# [TASK OBJECTIVE]
Omit all images, then return the remaining material exactly as it stands.

# [INPUT]
»»

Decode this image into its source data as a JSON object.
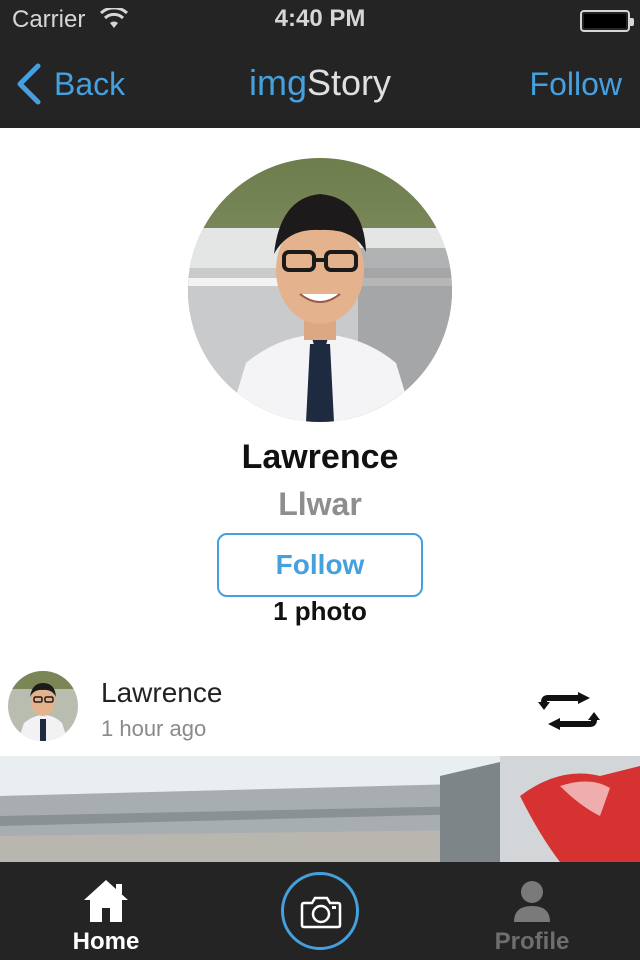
{
  "status_bar": {
    "carrier": "Carrier",
    "time": "4:40 PM"
  },
  "nav": {
    "back_label": "Back",
    "title_part1": "img",
    "title_part2": "Story",
    "follow_label": "Follow"
  },
  "profile": {
    "name": "Lawrence",
    "username": "Llwar",
    "follow_button": "Follow",
    "photo_count": "1 photo"
  },
  "post": {
    "author": "Lawrence",
    "time": "1 hour ago",
    "action_icon": "repost-icon"
  },
  "tabbar": {
    "home_label": "Home",
    "profile_label": "Profile",
    "camera_icon": "camera-icon"
  },
  "colors": {
    "accent": "#45a0de",
    "bar_background": "#242424",
    "muted_text": "#8e8e8e"
  }
}
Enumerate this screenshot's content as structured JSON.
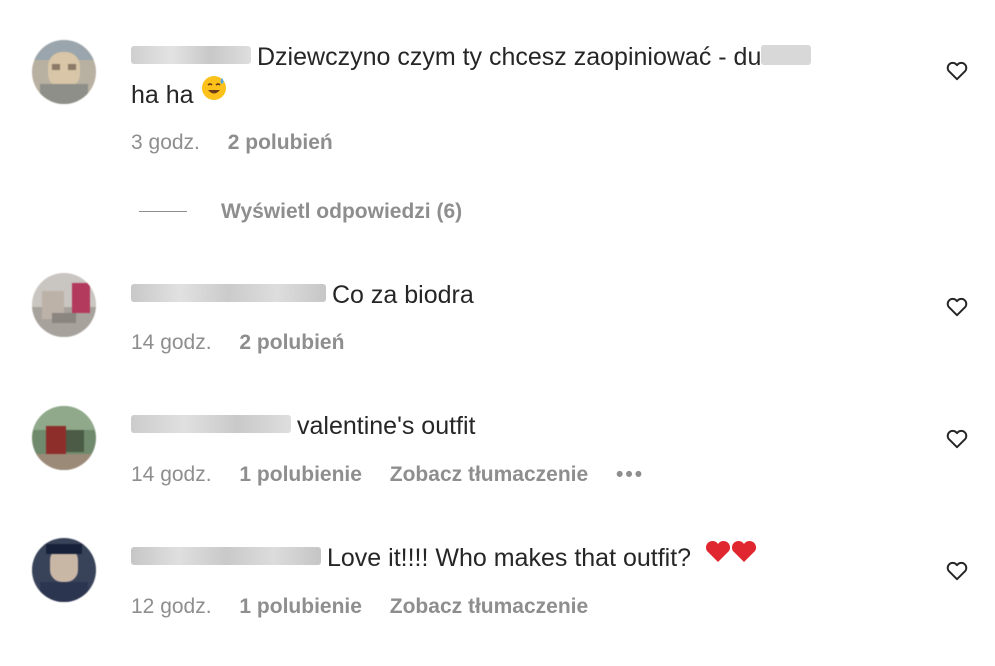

««

# [WRITTEN RESPONSE]
Decode this image into its source data as a JSON object.
{
  "status_bar": {
    "carrier": "Carrier",
    "time": "4:40 PM"
  },
  "nav": {
    "back_label": "Back",
    "title_part1": "img",
    "title_part2": "Story",
    "follow_label": "Follow"
  },
  "profile": {
    "name": "Lawrence",
    "username": "Llwar",
    "follow_button": "Follow",
    "photo_count": "1 photo"
  },
  "post": {
    "author": "Lawrence",
    "time": "1 hour ago",
    "action_icon": "repost-icon"
  },
  "tabbar": {
    "home_label": "Home",
    "profile_label": "Profile",
    "camera_icon": "camera-icon"
  },
  "colors": {
    "accent": "#45a0de",
    "bar_background": "#242424",
    "muted_text": "#8e8e8e"
  }
}
Enumerate this screenshot's content as structured JSON.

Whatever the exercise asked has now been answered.